Required task:
In the records below, find each line with the word "JSON" and copy it.

Data extract:
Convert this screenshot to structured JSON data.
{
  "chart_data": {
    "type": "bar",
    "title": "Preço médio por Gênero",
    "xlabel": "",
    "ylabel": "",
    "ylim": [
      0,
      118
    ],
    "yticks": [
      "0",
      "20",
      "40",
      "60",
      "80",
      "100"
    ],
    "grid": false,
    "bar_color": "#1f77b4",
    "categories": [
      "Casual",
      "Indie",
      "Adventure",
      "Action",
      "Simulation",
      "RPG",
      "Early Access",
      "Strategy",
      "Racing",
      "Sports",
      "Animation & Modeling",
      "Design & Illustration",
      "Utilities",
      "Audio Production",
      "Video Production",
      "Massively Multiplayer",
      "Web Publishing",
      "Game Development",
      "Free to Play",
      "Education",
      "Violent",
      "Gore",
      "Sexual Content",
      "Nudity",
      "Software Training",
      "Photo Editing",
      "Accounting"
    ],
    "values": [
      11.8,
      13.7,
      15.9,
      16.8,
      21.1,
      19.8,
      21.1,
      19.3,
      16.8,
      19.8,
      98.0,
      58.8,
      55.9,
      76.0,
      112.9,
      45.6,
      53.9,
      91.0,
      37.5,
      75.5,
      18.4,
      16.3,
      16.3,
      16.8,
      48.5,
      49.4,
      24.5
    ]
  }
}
...
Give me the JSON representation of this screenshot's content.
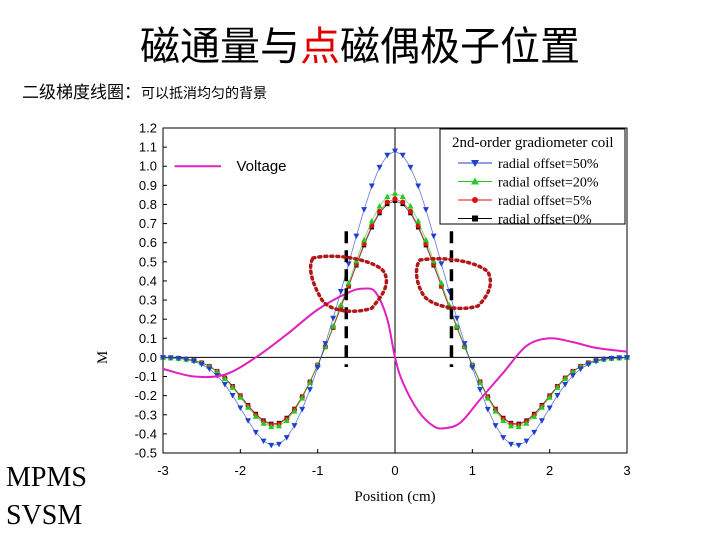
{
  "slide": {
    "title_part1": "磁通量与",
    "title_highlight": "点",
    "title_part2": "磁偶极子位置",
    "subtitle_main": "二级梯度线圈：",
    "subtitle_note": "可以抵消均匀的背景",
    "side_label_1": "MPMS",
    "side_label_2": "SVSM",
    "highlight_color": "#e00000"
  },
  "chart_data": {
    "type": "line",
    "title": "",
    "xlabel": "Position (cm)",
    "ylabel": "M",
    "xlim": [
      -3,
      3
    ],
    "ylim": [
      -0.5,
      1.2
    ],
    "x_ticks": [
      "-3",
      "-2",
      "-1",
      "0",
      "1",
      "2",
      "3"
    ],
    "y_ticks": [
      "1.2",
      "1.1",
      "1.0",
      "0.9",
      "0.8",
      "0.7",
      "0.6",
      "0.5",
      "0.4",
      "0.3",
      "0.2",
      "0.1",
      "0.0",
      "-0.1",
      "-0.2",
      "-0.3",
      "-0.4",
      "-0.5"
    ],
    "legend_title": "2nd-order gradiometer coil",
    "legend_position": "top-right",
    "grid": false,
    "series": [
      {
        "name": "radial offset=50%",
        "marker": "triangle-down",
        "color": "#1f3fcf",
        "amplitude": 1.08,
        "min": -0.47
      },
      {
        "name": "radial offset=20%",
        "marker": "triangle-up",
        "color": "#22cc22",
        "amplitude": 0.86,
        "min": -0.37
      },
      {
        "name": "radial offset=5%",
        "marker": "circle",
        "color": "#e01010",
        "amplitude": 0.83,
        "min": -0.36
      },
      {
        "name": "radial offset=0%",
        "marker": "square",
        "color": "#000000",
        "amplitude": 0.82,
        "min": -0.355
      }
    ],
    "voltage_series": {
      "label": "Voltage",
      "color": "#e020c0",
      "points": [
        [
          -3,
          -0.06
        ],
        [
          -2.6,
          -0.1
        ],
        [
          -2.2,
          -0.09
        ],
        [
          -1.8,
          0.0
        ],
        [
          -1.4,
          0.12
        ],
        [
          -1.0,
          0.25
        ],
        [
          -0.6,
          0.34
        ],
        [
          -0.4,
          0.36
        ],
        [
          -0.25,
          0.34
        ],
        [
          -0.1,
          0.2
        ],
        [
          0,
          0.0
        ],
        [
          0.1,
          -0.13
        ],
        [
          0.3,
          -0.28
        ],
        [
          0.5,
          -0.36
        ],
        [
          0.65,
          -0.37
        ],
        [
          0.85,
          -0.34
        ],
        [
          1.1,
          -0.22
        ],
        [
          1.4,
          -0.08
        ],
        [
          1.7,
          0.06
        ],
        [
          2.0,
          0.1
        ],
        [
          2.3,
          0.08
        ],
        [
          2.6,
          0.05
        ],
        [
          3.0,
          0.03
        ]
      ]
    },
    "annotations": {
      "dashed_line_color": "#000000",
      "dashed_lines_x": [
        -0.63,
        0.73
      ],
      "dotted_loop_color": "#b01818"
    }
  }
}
---
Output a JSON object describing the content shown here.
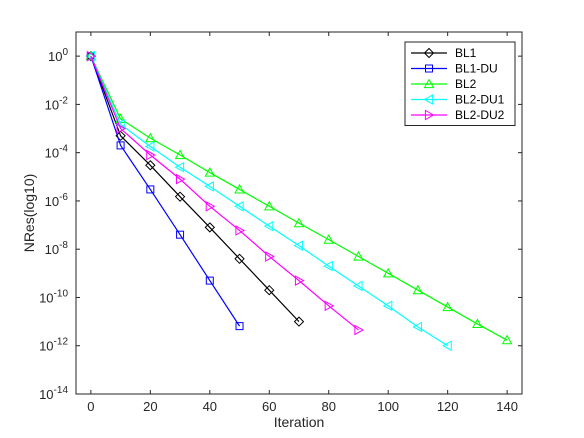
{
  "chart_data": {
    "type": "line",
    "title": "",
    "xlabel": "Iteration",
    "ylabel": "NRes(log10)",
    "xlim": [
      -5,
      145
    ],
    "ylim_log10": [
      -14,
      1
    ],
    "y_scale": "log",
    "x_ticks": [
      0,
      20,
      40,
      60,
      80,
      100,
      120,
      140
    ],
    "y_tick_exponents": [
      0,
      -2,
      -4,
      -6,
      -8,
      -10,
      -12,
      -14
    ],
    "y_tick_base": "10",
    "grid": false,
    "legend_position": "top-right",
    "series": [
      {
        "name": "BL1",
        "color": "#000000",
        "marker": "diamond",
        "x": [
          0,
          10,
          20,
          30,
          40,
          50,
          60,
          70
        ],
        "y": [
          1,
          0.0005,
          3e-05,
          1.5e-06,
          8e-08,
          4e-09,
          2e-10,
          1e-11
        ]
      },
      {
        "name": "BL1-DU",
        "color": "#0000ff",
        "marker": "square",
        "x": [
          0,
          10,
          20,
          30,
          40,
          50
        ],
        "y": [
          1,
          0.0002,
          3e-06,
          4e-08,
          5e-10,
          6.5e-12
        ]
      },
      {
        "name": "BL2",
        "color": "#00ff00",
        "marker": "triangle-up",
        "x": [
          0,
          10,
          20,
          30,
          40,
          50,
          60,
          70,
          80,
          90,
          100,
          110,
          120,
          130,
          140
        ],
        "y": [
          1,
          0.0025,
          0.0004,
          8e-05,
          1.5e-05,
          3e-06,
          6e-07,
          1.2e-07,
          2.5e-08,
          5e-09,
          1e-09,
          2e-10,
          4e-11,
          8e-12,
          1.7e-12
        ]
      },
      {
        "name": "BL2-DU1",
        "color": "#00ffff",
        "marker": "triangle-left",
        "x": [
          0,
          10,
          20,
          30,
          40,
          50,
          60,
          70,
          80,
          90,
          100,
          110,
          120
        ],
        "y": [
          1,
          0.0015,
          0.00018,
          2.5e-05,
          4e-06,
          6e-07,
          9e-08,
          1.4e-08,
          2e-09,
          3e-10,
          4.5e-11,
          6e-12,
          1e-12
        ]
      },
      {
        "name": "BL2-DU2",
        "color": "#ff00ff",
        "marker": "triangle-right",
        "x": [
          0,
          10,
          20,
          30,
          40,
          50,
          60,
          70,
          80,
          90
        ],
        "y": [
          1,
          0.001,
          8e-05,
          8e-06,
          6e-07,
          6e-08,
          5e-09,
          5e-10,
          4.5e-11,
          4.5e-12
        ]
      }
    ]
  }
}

Task solution:
Convert this screenshot to structured JSON data.
Give me the JSON representation of this screenshot's content.
Output a JSON object describing the content shown here.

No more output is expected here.